**WHAT TO WORK ON:** Note each line where "JSON" appears, and copy it.

* start SUPPLIED DATA *

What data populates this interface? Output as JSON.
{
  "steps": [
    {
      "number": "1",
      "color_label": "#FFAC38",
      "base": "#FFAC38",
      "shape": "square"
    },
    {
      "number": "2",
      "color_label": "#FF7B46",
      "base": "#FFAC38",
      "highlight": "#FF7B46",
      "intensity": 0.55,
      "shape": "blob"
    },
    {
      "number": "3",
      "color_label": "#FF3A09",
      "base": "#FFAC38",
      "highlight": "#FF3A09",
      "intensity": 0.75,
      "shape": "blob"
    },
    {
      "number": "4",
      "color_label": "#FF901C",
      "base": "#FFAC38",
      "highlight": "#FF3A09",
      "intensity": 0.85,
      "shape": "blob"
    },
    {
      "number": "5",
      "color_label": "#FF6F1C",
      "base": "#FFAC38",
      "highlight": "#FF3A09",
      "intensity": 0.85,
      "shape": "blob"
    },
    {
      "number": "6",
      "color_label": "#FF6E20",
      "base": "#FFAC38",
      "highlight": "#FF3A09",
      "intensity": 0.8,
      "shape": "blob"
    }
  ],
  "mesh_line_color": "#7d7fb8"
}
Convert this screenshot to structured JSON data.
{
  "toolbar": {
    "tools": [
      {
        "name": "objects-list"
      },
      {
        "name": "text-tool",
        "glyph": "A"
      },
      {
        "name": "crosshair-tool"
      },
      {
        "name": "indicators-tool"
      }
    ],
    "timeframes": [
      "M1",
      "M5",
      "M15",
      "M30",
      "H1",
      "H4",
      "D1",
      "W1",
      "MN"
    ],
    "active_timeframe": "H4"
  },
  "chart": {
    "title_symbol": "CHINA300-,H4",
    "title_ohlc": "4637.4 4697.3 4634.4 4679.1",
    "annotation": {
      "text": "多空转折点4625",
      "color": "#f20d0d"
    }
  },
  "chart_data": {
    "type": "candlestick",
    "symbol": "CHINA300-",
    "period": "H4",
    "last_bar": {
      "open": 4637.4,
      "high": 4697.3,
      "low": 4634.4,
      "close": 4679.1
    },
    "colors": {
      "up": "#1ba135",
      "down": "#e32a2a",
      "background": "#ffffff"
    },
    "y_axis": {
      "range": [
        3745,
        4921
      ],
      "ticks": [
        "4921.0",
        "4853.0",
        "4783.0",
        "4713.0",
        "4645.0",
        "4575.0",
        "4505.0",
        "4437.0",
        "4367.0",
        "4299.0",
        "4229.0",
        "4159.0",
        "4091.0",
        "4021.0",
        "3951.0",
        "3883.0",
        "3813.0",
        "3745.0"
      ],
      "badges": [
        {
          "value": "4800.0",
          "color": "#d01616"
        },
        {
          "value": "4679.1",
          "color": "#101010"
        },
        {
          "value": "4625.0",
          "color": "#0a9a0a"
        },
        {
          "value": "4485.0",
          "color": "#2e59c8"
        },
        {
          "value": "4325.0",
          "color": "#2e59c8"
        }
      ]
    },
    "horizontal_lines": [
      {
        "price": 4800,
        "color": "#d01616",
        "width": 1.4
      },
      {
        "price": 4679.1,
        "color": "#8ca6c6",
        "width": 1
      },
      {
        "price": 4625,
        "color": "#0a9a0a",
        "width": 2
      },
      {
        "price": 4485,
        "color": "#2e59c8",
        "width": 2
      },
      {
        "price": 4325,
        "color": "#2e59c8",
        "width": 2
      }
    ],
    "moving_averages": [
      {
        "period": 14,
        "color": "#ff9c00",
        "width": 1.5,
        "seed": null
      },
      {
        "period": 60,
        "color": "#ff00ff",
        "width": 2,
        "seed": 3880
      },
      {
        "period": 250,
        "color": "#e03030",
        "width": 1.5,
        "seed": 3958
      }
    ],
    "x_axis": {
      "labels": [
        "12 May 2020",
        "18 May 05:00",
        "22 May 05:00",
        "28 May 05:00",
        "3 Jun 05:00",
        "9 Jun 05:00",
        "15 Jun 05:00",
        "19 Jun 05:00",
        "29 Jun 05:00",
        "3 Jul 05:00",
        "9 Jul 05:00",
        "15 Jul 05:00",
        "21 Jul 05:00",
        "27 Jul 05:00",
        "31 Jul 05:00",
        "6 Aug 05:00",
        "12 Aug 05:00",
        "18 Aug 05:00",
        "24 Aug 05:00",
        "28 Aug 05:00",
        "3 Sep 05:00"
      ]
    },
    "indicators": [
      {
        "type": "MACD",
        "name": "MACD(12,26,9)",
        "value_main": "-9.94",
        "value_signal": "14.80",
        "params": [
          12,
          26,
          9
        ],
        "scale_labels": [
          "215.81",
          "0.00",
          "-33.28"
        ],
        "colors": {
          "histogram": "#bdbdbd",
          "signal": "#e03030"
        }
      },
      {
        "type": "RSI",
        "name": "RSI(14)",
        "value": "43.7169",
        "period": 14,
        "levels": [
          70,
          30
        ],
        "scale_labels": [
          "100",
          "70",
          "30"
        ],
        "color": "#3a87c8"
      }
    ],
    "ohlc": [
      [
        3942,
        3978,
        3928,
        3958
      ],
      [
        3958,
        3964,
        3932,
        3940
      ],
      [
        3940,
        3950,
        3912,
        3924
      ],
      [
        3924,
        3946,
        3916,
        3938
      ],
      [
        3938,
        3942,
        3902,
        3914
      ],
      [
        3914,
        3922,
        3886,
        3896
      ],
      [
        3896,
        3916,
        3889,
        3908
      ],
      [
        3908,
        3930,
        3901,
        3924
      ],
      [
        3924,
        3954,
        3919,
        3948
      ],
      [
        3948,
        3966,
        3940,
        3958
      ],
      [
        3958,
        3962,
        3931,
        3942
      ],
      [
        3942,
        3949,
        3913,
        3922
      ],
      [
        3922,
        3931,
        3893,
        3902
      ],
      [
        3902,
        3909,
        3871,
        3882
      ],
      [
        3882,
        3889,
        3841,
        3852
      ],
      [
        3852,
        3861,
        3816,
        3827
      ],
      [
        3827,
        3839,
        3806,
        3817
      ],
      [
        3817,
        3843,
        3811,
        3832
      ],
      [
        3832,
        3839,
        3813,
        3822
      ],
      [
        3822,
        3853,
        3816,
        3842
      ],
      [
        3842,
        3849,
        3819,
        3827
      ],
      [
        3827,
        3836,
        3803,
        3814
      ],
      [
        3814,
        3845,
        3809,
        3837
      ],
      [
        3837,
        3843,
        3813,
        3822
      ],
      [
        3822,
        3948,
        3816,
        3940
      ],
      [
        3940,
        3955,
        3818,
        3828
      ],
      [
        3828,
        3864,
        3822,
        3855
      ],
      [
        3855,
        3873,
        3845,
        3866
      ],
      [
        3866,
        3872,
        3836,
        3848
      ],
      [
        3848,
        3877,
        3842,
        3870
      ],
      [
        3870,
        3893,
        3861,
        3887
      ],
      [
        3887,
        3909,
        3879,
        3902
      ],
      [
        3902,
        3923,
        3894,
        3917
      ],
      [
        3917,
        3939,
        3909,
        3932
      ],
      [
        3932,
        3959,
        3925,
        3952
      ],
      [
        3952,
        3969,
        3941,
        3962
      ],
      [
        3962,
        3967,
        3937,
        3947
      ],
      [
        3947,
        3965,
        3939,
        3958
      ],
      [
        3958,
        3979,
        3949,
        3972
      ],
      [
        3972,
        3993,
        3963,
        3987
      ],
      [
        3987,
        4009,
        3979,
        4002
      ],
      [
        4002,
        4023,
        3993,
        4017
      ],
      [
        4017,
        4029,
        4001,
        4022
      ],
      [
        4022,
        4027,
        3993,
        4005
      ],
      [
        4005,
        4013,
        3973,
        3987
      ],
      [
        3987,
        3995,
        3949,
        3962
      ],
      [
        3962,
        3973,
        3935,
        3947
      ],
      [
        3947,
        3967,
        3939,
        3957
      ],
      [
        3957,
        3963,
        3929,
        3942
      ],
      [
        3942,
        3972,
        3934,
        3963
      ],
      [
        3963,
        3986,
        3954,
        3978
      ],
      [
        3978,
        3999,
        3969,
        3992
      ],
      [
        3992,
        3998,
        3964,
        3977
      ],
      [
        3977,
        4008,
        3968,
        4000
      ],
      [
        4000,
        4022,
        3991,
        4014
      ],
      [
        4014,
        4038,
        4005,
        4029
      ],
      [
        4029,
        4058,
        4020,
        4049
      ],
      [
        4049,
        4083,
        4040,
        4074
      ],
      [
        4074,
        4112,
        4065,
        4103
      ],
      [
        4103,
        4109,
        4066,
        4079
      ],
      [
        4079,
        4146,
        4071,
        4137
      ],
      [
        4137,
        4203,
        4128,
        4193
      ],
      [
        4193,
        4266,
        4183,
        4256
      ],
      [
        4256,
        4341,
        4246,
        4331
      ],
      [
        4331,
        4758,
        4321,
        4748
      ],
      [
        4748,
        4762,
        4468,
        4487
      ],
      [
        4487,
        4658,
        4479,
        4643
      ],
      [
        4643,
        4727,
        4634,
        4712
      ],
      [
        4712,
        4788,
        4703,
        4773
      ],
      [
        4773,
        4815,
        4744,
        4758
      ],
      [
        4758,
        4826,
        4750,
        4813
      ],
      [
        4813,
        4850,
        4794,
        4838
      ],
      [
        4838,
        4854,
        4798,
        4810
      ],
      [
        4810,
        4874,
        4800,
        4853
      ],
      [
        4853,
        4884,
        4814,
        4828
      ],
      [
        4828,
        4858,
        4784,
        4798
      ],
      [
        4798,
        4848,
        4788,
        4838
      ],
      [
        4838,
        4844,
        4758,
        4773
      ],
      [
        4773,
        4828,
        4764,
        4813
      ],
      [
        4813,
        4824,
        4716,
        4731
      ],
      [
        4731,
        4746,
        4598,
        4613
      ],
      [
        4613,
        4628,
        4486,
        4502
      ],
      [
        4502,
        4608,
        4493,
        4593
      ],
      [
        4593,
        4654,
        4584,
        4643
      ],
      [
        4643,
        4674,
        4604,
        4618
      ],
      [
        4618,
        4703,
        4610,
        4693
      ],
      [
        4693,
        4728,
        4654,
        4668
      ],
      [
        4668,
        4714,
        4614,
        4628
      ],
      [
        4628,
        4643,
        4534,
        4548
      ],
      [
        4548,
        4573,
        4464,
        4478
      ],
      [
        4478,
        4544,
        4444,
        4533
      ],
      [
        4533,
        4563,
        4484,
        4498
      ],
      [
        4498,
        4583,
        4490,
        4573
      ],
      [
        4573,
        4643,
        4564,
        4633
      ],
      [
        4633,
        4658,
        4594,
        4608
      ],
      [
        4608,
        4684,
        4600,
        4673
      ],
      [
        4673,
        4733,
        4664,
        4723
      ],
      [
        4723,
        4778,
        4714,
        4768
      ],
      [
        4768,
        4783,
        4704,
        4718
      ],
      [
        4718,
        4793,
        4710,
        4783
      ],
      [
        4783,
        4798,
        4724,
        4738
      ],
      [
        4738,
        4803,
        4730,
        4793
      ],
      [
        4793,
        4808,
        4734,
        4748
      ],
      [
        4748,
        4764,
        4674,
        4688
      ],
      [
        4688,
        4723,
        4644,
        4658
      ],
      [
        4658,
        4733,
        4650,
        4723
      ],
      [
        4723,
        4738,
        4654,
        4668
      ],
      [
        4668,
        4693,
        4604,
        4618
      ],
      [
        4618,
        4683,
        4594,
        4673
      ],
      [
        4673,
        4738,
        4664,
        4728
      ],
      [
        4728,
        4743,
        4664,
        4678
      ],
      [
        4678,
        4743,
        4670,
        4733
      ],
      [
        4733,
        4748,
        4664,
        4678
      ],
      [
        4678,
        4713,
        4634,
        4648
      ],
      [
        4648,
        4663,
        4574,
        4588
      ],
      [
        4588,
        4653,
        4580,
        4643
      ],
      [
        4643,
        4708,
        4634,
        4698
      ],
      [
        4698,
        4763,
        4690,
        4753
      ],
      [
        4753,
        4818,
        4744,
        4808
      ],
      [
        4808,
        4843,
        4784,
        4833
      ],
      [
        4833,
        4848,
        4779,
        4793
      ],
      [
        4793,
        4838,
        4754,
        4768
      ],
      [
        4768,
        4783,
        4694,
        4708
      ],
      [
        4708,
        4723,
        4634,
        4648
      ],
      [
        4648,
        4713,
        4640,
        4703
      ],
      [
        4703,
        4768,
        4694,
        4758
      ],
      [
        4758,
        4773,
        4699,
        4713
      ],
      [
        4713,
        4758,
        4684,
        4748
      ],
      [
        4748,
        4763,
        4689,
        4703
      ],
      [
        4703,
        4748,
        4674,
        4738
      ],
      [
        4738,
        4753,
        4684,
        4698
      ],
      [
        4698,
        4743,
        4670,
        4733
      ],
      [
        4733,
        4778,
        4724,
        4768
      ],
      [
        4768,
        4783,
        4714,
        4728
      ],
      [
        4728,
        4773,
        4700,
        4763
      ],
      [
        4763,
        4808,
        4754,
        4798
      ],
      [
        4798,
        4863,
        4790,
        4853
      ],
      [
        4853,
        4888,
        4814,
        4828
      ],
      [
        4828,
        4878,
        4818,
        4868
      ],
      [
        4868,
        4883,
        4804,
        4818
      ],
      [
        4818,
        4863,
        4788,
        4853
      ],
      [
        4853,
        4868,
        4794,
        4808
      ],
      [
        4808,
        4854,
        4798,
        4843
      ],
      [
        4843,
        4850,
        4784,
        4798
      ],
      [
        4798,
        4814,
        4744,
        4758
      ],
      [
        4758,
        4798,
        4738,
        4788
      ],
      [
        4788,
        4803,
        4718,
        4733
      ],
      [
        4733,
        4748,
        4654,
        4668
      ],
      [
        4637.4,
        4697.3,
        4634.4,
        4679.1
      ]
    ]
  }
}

* end SUPPLIED DATA *

**FINAL ANSWER:**
What data populates this interface? Output as JSON.
Convert this screenshot to structured JSON data.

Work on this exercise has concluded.